— Begin —
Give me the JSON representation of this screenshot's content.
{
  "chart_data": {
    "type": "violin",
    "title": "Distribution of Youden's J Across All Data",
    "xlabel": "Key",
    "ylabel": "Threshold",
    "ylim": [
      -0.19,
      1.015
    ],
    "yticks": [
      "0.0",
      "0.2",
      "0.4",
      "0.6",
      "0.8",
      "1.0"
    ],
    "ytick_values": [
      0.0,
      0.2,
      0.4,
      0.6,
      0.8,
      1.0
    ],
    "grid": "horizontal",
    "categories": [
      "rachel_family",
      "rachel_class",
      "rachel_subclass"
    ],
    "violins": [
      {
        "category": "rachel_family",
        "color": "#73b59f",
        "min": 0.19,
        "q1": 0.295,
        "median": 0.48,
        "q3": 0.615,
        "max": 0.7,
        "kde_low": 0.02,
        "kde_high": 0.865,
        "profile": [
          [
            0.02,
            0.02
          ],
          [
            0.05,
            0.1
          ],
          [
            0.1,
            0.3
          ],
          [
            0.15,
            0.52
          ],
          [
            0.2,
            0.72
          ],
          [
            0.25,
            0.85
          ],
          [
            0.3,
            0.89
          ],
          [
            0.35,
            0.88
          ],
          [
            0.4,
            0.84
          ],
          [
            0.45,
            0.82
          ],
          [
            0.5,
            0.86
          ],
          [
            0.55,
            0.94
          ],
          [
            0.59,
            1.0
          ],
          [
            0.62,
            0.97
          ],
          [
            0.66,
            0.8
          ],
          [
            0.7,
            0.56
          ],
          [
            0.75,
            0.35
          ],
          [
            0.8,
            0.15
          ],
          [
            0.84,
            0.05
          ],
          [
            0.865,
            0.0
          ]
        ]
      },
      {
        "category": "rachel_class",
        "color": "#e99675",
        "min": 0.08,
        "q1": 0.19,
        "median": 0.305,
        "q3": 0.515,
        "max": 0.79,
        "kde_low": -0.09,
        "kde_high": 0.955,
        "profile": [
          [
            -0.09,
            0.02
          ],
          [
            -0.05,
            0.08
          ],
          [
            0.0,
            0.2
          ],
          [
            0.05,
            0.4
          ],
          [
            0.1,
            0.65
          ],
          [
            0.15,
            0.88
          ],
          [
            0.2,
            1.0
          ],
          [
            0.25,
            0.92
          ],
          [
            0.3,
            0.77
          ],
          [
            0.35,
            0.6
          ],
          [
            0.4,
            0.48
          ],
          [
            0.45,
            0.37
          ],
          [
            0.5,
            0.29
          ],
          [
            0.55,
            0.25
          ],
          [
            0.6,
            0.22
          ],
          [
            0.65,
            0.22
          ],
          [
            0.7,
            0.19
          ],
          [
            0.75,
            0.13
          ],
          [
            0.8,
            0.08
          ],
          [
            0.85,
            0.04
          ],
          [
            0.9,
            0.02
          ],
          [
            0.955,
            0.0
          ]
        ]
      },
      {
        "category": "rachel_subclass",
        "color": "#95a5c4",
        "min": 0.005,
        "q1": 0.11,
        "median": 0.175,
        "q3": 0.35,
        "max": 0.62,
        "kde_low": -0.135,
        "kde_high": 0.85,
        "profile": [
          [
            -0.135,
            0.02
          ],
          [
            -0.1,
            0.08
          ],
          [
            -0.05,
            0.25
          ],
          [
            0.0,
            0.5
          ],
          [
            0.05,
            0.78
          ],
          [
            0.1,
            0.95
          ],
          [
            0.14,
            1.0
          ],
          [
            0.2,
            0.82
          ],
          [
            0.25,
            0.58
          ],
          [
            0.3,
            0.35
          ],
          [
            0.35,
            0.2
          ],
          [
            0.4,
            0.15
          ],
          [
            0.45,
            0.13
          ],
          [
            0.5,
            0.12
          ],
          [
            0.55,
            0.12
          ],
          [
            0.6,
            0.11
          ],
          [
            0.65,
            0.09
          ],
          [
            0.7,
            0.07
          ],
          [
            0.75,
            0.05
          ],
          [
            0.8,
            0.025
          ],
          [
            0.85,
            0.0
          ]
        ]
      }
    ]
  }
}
— End —
§ **WHAT IS BEING ASKED**:
Each of the records should be retyped exactly.

§ **TASK ANSWER**:
Give me the JSON representation of this screenshot's content.
{
  "chart_data": {
    "type": "violin",
    "title": "Distribution of Youden's J Across All Data",
    "xlabel": "Key",
    "ylabel": "Threshold",
    "ylim": [
      -0.19,
      1.015
    ],
    "yticks": [
      "0.0",
      "0.2",
      "0.4",
      "0.6",
      "0.8",
      "1.0"
    ],
    "ytick_values": [
      0.0,
      0.2,
      0.4,
      0.6,
      0.8,
      1.0
    ],
    "grid": "horizontal",
    "categories": [
      "rachel_family",
      "rachel_class",
      "rachel_subclass"
    ],
    "violins": [
      {
        "category": "rachel_family",
        "color": "#73b59f",
        "min": 0.19,
        "q1": 0.295,
        "median": 0.48,
        "q3": 0.615,
        "max": 0.7,
        "kde_low": 0.02,
        "kde_high": 0.865,
        "profile": [
          [
            0.02,
            0.02
          ],
          [
            0.05,
            0.1
          ],
          [
            0.1,
            0.3
          ],
          [
            0.15,
            0.52
          ],
          [
            0.2,
            0.72
          ],
          [
            0.25,
            0.85
          ],
          [
            0.3,
            0.89
          ],
          [
            0.35,
            0.88
          ],
          [
            0.4,
            0.84
          ],
          [
            0.45,
            0.82
          ],
          [
            0.5,
            0.86
          ],
          [
            0.55,
            0.94
          ],
          [
            0.59,
            1.0
          ],
          [
            0.62,
            0.97
          ],
          [
            0.66,
            0.8
          ],
          [
            0.7,
            0.56
          ],
          [
            0.75,
            0.35
          ],
          [
            0.8,
            0.15
          ],
          [
            0.84,
            0.05
          ],
          [
            0.865,
            0.0
          ]
        ]
      },
      {
        "category": "rachel_class",
        "color": "#e99675",
        "min": 0.08,
        "q1": 0.19,
        "median": 0.305,
        "q3": 0.515,
        "max": 0.79,
        "kde_low": -0.09,
        "kde_high": 0.955,
        "profile": [
          [
            -0.09,
            0.02
          ],
          [
            -0.05,
            0.08
          ],
          [
            0.0,
            0.2
          ],
          [
            0.05,
            0.4
          ],
          [
            0.1,
            0.65
          ],
          [
            0.15,
            0.88
          ],
          [
            0.2,
            1.0
          ],
          [
            0.25,
            0.92
          ],
          [
            0.3,
            0.77
          ],
          [
            0.35,
            0.6
          ],
          [
            0.4,
            0.48
          ],
          [
            0.45,
            0.37
          ],
          [
            0.5,
            0.29
          ],
          [
            0.55,
            0.25
          ],
          [
            0.6,
            0.22
          ],
          [
            0.65,
            0.22
          ],
          [
            0.7,
            0.19
          ],
          [
            0.75,
            0.13
          ],
          [
            0.8,
            0.08
          ],
          [
            0.85,
            0.04
          ],
          [
            0.9,
            0.02
          ],
          [
            0.955,
            0.0
          ]
        ]
      },
      {
        "category": "rachel_subclass",
        "color": "#95a5c4",
        "min": 0.005,
        "q1": 0.11,
        "median": 0.175,
        "q3": 0.35,
        "max": 0.62,
        "kde_low": -0.135,
        "kde_high": 0.85,
        "profile": [
          [
            -0.135,
            0.02
          ],
          [
            -0.1,
            0.08
          ],
          [
            -0.05,
            0.25
          ],
          [
            0.0,
            0.5
          ],
          [
            0.05,
            0.78
          ],
          [
            0.1,
            0.95
          ],
          [
            0.14,
            1.0
          ],
          [
            0.2,
            0.82
          ],
          [
            0.25,
            0.58
          ],
          [
            0.3,
            0.35
          ],
          [
            0.35,
            0.2
          ],
          [
            0.4,
            0.15
          ],
          [
            0.45,
            0.13
          ],
          [
            0.5,
            0.12
          ],
          [
            0.55,
            0.12
          ],
          [
            0.6,
            0.11
          ],
          [
            0.65,
            0.09
          ],
          [
            0.7,
            0.07
          ],
          [
            0.75,
            0.05
          ],
          [
            0.8,
            0.025
          ],
          [
            0.85,
            0.0
          ]
        ]
      }
    ]
  }
}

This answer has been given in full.